Raw records:
= = =

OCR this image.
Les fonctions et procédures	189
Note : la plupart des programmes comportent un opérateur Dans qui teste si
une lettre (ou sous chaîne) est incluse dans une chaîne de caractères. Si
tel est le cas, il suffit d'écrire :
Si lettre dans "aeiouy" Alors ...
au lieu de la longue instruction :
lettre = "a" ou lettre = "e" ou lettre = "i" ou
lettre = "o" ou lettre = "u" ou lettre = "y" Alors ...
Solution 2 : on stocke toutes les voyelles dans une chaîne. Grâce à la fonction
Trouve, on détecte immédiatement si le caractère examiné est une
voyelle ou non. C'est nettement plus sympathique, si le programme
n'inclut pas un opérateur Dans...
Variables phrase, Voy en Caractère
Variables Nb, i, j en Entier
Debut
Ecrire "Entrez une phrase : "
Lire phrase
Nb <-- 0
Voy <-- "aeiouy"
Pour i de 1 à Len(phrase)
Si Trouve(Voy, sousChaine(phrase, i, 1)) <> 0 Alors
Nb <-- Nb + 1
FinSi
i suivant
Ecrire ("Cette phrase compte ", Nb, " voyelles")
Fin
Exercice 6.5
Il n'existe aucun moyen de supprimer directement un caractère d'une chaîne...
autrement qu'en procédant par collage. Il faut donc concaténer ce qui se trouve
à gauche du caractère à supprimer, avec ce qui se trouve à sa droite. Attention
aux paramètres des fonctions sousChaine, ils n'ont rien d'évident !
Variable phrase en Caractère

= = =

Task:
Retype the listing. Match it exactly.

Written response:
OCR this image.
Les fonctions et procédures	189
Note : la plupart des programmes comportent un opérateur Dans qui teste si
une lettre (ou sous chaîne) est incluse dans une chaîne de caractères. Si
tel est le cas, il suffit d'écrire :
Si lettre dans "aeiouy" Alors ...
au lieu de la longue instruction :
lettre = "a" ou lettre = "e" ou lettre = "i" ou
lettre = "o" ou lettre = "u" ou lettre = "y" Alors ...
Solution 2 : on stocke toutes les voyelles dans une chaîne. Grâce à la fonction
Trouve, on détecte immédiatement si le caractère examiné est une
voyelle ou non. C'est nettement plus sympathique, si le programme
n'inclut pas un opérateur Dans...
Variables phrase, Voy en Caractère
Variables Nb, i, j en Entier
Debut
Ecrire "Entrez une phrase : "
Lire phrase
Nb <-- 0
Voy <-- "aeiouy"
Pour i de 1 à Len(phrase)
Si Trouve(Voy, sousChaine(phrase, i, 1)) <> 0 Alors
Nb <-- Nb + 1
FinSi
i suivant
Ecrire ("Cette phrase compte ", Nb, " voyelles")
Fin
Exercice 6.5
Il n'existe aucun moyen de supprimer directement un caractère d'une chaîne...
autrement qu'en procédant par collage. Il faut donc concaténer ce qui se trouve
à gauche du caractère à supprimer, avec ce qui se trouve à sa droite. Attention
aux paramètres des fonctions sousChaine, ils n'ont rien d'évident !
Variable phrase en Caractère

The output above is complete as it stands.